Start of STORED ROWS

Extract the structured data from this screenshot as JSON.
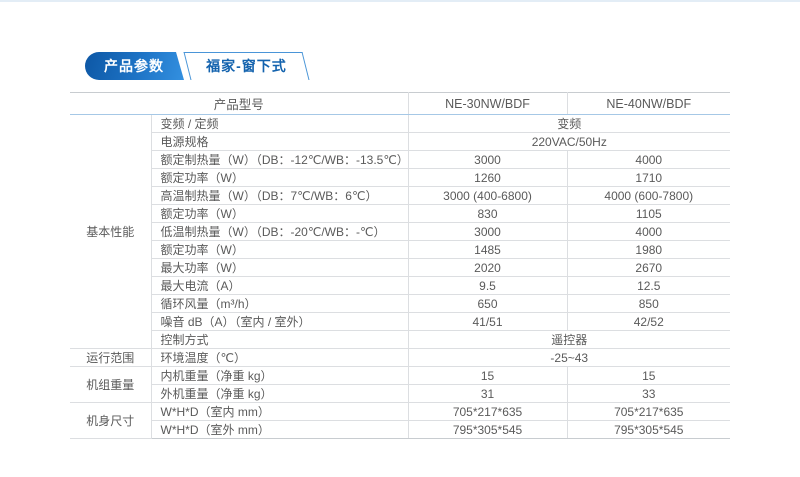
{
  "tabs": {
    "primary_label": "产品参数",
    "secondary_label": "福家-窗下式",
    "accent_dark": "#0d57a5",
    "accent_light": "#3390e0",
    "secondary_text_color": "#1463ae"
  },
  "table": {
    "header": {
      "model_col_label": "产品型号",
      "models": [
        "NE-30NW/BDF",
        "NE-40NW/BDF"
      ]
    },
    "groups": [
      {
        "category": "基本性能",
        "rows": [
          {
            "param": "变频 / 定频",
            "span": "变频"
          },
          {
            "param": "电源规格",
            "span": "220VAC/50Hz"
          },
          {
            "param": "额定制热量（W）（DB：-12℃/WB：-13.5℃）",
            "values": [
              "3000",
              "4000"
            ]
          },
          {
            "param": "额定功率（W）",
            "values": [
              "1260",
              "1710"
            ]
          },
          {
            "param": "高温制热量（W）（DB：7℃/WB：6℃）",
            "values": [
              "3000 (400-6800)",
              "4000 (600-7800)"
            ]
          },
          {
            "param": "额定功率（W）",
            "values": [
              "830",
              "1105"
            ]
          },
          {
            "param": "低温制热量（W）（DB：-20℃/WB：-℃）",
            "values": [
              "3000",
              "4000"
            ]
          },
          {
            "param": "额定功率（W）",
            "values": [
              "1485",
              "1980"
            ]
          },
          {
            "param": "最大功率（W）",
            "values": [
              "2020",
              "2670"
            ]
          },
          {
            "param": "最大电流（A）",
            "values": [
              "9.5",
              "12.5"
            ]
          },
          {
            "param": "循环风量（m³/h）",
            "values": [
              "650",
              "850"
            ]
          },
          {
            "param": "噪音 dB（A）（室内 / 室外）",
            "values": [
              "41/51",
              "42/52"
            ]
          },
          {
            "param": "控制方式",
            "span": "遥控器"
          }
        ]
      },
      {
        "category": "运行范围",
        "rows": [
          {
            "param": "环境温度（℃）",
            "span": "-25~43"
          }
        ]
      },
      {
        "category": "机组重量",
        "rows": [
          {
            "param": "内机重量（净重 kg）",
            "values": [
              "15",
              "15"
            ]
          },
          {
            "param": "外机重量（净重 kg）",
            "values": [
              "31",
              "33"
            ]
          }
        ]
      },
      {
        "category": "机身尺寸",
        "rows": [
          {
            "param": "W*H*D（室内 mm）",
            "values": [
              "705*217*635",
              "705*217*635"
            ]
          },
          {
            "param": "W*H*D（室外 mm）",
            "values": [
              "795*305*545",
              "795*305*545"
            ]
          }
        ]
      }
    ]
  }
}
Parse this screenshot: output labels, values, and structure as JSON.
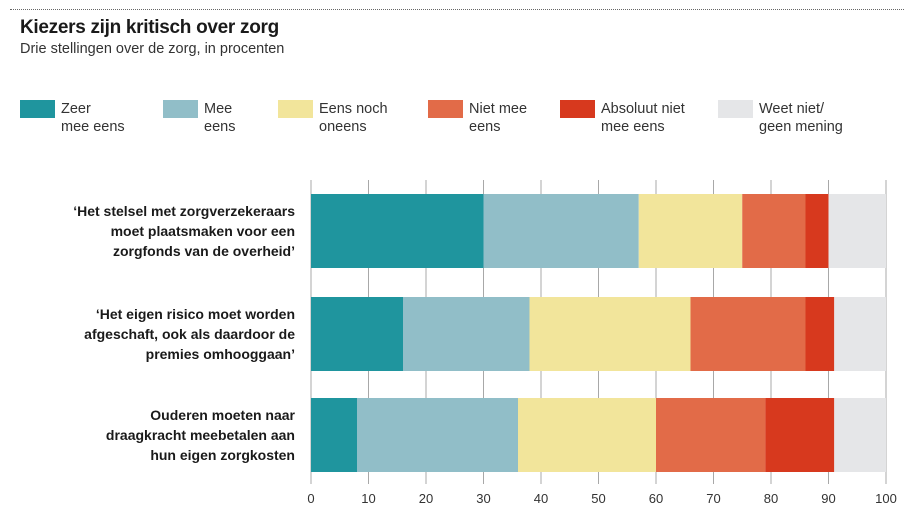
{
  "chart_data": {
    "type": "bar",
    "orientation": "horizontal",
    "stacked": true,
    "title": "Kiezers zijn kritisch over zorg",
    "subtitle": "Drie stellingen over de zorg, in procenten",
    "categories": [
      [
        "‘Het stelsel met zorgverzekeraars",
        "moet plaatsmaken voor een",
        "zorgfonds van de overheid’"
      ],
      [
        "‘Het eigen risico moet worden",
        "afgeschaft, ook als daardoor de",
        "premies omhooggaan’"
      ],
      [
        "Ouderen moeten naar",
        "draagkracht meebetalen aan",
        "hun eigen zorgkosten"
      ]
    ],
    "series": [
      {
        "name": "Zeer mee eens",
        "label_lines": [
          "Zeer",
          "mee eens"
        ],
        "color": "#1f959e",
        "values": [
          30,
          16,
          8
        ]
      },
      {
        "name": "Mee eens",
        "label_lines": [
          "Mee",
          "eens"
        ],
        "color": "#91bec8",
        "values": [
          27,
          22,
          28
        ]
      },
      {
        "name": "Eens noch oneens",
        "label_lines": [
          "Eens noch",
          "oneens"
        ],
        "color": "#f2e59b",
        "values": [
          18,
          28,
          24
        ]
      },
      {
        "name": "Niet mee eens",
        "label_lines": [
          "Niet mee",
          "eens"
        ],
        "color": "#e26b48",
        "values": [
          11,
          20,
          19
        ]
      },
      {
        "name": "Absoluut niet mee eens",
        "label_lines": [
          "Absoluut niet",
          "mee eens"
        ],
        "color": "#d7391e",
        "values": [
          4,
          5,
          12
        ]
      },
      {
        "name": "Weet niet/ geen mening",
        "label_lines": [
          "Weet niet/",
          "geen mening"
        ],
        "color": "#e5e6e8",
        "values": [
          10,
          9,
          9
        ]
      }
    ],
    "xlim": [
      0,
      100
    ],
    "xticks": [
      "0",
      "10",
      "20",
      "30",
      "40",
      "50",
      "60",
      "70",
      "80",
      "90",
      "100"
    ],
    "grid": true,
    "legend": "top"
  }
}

End of STORED ROWS

PROBLEM TO WORK ON: Transcribe the whole listing, character for character, but not its images.

THE COMPLETED TASK:
Extract the structured data from this screenshot as JSON.
{
  "tabs": {
    "primary_label": "产品参数",
    "secondary_label": "福家-窗下式",
    "accent_dark": "#0d57a5",
    "accent_light": "#3390e0",
    "secondary_text_color": "#1463ae"
  },
  "table": {
    "header": {
      "model_col_label": "产品型号",
      "models": [
        "NE-30NW/BDF",
        "NE-40NW/BDF"
      ]
    },
    "groups": [
      {
        "category": "基本性能",
        "rows": [
          {
            "param": "变频 / 定频",
            "span": "变频"
          },
          {
            "param": "电源规格",
            "span": "220VAC/50Hz"
          },
          {
            "param": "额定制热量（W）（DB：-12℃/WB：-13.5℃）",
            "values": [
              "3000",
              "4000"
            ]
          },
          {
            "param": "额定功率（W）",
            "values": [
              "1260",
              "1710"
            ]
          },
          {
            "param": "高温制热量（W）（DB：7℃/WB：6℃）",
            "values": [
              "3000 (400-6800)",
              "4000 (600-7800)"
            ]
          },
          {
            "param": "额定功率（W）",
            "values": [
              "830",
              "1105"
            ]
          },
          {
            "param": "低温制热量（W）（DB：-20℃/WB：-℃）",
            "values": [
              "3000",
              "4000"
            ]
          },
          {
            "param": "额定功率（W）",
            "values": [
              "1485",
              "1980"
            ]
          },
          {
            "param": "最大功率（W）",
            "values": [
              "2020",
              "2670"
            ]
          },
          {
            "param": "最大电流（A）",
            "values": [
              "9.5",
              "12.5"
            ]
          },
          {
            "param": "循环风量（m³/h）",
            "values": [
              "650",
              "850"
            ]
          },
          {
            "param": "噪音 dB（A）（室内 / 室外）",
            "values": [
              "41/51",
              "42/52"
            ]
          },
          {
            "param": "控制方式",
            "span": "遥控器"
          }
        ]
      },
      {
        "category": "运行范围",
        "rows": [
          {
            "param": "环境温度（℃）",
            "span": "-25~43"
          }
        ]
      },
      {
        "category": "机组重量",
        "rows": [
          {
            "param": "内机重量（净重 kg）",
            "values": [
              "15",
              "15"
            ]
          },
          {
            "param": "外机重量（净重 kg）",
            "values": [
              "31",
              "33"
            ]
          }
        ]
      },
      {
        "category": "机身尺寸",
        "rows": [
          {
            "param": "W*H*D（室内 mm）",
            "values": [
              "705*217*635",
              "705*217*635"
            ]
          },
          {
            "param": "W*H*D（室外 mm）",
            "values": [
              "795*305*545",
              "795*305*545"
            ]
          }
        ]
      }
    ]
  }
}
Parse this screenshot: output labels, values, and structure as JSON.
{
  "chart_data": {
    "type": "bar",
    "orientation": "horizontal",
    "stacked": true,
    "title": "Kiezers zijn kritisch over zorg",
    "subtitle": "Drie stellingen over de zorg, in procenten",
    "categories": [
      [
        "‘Het stelsel met zorgverzekeraars",
        "moet plaatsmaken voor een",
        "zorgfonds van de overheid’"
      ],
      [
        "‘Het eigen risico moet worden",
        "afgeschaft, ook als daardoor de",
        "premies omhooggaan’"
      ],
      [
        "Ouderen moeten naar",
        "draagkracht meebetalen aan",
        "hun eigen zorgkosten"
      ]
    ],
    "series": [
      {
        "name": "Zeer mee eens",
        "label_lines": [
          "Zeer",
          "mee eens"
        ],
        "color": "#1f959e",
        "values": [
          30,
          16,
          8
        ]
      },
      {
        "name": "Mee eens",
        "label_lines": [
          "Mee",
          "eens"
        ],
        "color": "#91bec8",
        "values": [
          27,
          22,
          28
        ]
      },
      {
        "name": "Eens noch oneens",
        "label_lines": [
          "Eens noch",
          "oneens"
        ],
        "color": "#f2e59b",
        "values": [
          18,
          28,
          24
        ]
      },
      {
        "name": "Niet mee eens",
        "label_lines": [
          "Niet mee",
          "eens"
        ],
        "color": "#e26b48",
        "values": [
          11,
          20,
          19
        ]
      },
      {
        "name": "Absoluut niet mee eens",
        "label_lines": [
          "Absoluut niet",
          "mee eens"
        ],
        "color": "#d7391e",
        "values": [
          4,
          5,
          12
        ]
      },
      {
        "name": "Weet niet/ geen mening",
        "label_lines": [
          "Weet niet/",
          "geen mening"
        ],
        "color": "#e5e6e8",
        "values": [
          10,
          9,
          9
        ]
      }
    ],
    "xlim": [
      0,
      100
    ],
    "xticks": [
      "0",
      "10",
      "20",
      "30",
      "40",
      "50",
      "60",
      "70",
      "80",
      "90",
      "100"
    ],
    "grid": true,
    "legend": "top"
  }
}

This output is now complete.